* RECORDS PROVIDED *
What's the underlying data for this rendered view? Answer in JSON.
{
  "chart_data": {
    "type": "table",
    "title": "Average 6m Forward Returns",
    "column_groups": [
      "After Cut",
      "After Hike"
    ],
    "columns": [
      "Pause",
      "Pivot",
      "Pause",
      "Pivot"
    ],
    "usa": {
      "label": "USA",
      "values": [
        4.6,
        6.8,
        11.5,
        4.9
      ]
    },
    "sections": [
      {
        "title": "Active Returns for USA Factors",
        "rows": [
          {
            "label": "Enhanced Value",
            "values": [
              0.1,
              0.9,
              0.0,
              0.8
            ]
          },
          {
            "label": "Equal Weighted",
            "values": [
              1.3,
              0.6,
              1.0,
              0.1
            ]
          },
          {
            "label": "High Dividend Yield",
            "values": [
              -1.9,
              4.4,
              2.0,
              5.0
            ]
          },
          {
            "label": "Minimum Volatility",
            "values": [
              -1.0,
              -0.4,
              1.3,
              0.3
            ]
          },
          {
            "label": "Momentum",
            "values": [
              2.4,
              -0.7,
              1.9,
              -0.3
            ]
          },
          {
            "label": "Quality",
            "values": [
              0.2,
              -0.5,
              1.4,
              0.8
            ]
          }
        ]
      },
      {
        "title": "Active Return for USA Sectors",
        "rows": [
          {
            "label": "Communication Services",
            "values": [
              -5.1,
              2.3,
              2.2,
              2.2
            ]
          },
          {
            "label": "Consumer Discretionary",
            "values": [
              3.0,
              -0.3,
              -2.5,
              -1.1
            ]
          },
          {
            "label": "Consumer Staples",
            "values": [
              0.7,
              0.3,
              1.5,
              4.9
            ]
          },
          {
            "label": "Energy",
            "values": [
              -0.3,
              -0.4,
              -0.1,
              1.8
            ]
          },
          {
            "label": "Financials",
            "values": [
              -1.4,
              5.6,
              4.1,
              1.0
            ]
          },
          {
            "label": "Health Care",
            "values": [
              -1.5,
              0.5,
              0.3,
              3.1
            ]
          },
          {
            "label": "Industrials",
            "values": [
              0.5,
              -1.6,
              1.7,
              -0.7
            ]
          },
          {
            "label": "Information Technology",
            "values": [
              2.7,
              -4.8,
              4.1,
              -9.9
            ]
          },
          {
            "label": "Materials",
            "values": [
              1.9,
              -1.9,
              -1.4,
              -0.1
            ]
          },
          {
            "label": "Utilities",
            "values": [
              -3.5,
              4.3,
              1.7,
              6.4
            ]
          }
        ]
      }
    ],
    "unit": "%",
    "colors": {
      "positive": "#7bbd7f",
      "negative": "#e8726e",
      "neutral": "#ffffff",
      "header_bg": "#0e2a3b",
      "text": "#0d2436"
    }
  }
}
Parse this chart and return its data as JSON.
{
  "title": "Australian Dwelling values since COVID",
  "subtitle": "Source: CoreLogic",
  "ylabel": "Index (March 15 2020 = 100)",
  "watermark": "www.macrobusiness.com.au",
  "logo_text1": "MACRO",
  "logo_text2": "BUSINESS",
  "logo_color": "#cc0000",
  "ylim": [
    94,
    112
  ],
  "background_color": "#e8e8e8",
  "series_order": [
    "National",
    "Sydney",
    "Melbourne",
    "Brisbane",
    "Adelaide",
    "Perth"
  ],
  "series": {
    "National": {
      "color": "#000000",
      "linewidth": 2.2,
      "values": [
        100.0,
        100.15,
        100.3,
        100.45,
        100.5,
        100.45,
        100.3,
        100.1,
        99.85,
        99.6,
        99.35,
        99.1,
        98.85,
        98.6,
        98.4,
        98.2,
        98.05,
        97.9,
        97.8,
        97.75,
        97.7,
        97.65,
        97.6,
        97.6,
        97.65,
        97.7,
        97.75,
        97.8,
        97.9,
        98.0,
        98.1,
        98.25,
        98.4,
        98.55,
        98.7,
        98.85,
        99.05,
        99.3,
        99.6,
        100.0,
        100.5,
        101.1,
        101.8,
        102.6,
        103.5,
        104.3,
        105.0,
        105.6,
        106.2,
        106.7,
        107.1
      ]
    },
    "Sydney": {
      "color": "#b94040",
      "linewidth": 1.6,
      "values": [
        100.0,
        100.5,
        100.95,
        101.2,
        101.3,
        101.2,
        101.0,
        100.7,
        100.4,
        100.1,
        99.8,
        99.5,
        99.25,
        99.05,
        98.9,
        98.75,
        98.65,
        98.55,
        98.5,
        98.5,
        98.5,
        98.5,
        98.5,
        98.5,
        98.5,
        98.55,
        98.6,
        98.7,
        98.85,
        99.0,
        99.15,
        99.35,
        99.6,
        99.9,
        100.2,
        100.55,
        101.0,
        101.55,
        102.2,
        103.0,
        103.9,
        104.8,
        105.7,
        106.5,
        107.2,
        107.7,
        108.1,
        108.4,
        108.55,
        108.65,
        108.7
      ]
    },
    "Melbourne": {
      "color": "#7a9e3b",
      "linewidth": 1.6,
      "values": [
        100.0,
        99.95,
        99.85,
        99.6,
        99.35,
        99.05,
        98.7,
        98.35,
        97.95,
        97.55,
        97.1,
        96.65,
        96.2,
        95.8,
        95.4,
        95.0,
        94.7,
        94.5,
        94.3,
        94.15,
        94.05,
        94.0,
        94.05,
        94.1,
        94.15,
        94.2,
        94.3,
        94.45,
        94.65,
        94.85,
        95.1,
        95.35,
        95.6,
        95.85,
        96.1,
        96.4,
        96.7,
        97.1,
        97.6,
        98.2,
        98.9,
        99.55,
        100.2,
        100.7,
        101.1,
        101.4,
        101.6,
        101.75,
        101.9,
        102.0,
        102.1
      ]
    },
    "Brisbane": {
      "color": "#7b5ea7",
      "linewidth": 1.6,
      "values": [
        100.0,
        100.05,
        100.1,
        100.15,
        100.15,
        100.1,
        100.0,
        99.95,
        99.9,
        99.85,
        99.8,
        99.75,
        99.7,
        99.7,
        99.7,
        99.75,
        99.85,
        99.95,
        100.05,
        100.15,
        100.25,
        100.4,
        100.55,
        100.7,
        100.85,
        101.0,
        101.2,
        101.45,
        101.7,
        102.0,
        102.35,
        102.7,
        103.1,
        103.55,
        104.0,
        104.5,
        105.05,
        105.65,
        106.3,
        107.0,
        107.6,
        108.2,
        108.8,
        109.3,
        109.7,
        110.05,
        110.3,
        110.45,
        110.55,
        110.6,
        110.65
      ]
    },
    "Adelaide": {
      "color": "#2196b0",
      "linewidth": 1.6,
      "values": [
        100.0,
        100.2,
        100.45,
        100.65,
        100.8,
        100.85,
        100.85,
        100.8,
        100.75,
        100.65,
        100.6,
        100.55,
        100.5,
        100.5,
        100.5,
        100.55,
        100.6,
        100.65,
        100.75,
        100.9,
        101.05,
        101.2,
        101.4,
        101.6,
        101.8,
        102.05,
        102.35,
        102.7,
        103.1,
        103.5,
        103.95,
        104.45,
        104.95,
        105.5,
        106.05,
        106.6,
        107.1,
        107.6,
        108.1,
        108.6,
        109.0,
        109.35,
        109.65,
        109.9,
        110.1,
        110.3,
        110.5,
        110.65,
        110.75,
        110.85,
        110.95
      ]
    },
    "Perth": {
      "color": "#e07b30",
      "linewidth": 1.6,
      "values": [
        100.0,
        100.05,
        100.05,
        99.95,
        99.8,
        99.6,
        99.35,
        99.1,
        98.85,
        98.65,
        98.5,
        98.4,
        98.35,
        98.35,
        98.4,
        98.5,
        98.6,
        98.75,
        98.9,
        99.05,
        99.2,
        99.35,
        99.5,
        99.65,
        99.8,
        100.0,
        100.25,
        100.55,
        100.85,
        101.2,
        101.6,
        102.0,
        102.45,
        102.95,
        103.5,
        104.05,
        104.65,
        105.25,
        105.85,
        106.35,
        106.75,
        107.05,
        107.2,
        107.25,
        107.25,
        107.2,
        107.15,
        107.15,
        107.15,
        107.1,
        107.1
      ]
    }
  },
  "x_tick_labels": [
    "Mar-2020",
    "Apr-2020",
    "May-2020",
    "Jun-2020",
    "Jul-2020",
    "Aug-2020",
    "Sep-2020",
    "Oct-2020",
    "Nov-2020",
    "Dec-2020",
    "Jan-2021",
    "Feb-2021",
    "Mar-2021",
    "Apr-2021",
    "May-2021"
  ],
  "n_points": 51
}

* WHAT THE TASK REQUIRES *
Scan the material above. Return every line containing the string "JSON".

* RESULT FOR THIS TASK *
What's the underlying data for this rendered view? Answer in JSON.
Parse this chart and return its data as JSON.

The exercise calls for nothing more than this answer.